Transcribe the records below exactly as they appear, omitting any pictures.

Records from a data collection:
## START
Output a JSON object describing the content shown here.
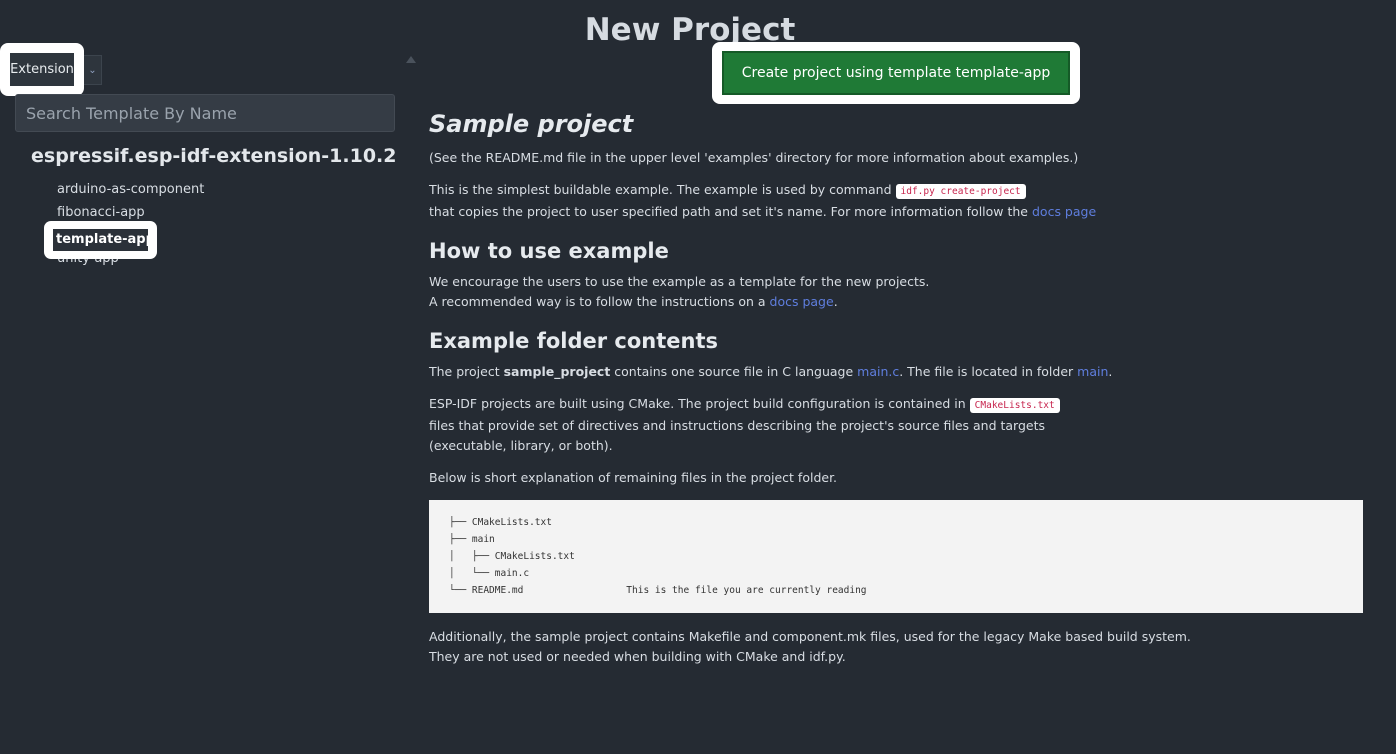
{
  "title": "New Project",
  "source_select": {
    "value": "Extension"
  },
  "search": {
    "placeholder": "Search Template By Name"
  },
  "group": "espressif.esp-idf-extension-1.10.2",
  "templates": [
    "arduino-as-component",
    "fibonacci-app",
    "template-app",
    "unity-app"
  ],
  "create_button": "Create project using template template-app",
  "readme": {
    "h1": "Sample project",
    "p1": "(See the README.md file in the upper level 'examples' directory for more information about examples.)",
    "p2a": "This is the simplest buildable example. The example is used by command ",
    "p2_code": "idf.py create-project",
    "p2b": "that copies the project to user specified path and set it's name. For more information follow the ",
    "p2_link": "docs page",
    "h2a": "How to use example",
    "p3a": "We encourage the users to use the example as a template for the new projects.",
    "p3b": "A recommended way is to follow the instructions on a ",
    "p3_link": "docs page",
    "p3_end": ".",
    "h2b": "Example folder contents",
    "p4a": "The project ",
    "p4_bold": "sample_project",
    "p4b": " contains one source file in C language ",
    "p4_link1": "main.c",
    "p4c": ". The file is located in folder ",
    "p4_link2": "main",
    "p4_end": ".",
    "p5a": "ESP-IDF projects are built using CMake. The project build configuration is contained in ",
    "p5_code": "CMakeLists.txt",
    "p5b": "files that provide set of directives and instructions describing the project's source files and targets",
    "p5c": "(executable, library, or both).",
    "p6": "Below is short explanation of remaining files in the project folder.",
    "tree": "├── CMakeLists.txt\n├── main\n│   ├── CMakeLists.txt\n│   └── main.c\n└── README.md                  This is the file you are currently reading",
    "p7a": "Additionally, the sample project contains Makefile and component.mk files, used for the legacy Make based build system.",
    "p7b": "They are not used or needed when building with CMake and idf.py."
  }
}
## END
_Answer to this problem:_
Output a JSON object describing the content shown here.
{
  "title": "New Project",
  "source_select": {
    "value": "Extension"
  },
  "search": {
    "placeholder": "Search Template By Name"
  },
  "group": "espressif.esp-idf-extension-1.10.2",
  "templates": [
    "arduino-as-component",
    "fibonacci-app",
    "template-app",
    "unity-app"
  ],
  "create_button": "Create project using template template-app",
  "readme": {
    "h1": "Sample project",
    "p1": "(See the README.md file in the upper level 'examples' directory for more information about examples.)",
    "p2a": "This is the simplest buildable example. The example is used by command ",
    "p2_code": "idf.py create-project",
    "p2b": "that copies the project to user specified path and set it's name. For more information follow the ",
    "p2_link": "docs page",
    "h2a": "How to use example",
    "p3a": "We encourage the users to use the example as a template for the new projects.",
    "p3b": "A recommended way is to follow the instructions on a ",
    "p3_link": "docs page",
    "p3_end": ".",
    "h2b": "Example folder contents",
    "p4a": "The project ",
    "p4_bold": "sample_project",
    "p4b": " contains one source file in C language ",
    "p4_link1": "main.c",
    "p4c": ". The file is located in folder ",
    "p4_link2": "main",
    "p4_end": ".",
    "p5a": "ESP-IDF projects are built using CMake. The project build configuration is contained in ",
    "p5_code": "CMakeLists.txt",
    "p5b": "files that provide set of directives and instructions describing the project's source files and targets",
    "p5c": "(executable, library, or both).",
    "p6": "Below is short explanation of remaining files in the project folder.",
    "tree": "├── CMakeLists.txt\n├── main\n│   ├── CMakeLists.txt\n│   └── main.c\n└── README.md                  This is the file you are currently reading",
    "p7a": "Additionally, the sample project contains Makefile and component.mk files, used for the legacy Make based build system.",
    "p7b": "They are not used or needed when building with CMake and idf.py."
  }
}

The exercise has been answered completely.